**What the task asks**
Select every line below containing the word "MAINTAIN".

**Records provided**
######

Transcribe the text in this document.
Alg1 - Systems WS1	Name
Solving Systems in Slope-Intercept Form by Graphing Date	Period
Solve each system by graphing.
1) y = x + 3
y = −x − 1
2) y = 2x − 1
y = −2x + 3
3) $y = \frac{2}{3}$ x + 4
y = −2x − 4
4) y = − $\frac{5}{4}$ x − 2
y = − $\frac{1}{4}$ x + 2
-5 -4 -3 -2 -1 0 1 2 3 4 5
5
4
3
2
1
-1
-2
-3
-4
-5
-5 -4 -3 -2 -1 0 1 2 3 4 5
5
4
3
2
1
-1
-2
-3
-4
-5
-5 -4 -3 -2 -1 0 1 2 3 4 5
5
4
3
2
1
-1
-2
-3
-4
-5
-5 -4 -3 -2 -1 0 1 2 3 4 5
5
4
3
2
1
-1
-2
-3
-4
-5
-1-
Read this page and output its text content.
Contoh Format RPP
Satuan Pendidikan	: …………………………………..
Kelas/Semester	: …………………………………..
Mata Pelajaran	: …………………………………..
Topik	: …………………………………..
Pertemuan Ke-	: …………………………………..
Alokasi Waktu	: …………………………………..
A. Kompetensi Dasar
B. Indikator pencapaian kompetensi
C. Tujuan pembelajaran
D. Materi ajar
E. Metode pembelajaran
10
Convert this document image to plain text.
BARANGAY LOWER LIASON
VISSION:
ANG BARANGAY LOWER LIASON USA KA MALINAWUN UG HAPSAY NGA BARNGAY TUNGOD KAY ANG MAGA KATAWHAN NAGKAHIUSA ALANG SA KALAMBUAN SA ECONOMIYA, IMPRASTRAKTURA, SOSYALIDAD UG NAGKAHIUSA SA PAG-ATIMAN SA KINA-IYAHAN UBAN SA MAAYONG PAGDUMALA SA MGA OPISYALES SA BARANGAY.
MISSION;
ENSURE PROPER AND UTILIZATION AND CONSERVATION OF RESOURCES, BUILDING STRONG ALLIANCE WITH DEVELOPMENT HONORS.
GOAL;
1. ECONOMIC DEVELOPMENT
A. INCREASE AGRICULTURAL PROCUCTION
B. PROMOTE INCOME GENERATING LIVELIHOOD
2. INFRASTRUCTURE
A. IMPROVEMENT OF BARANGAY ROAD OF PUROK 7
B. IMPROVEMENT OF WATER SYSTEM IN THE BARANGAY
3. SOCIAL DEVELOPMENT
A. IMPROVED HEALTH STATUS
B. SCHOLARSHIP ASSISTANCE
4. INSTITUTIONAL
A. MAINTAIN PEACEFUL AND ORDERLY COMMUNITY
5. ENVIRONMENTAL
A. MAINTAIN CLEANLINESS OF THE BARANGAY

######

**Task solution**
A. MAINTAIN PEACEFUL AND ORDERLY COMMUNITY
A. MAINTAIN CLEANLINESS OF THE BARANGAY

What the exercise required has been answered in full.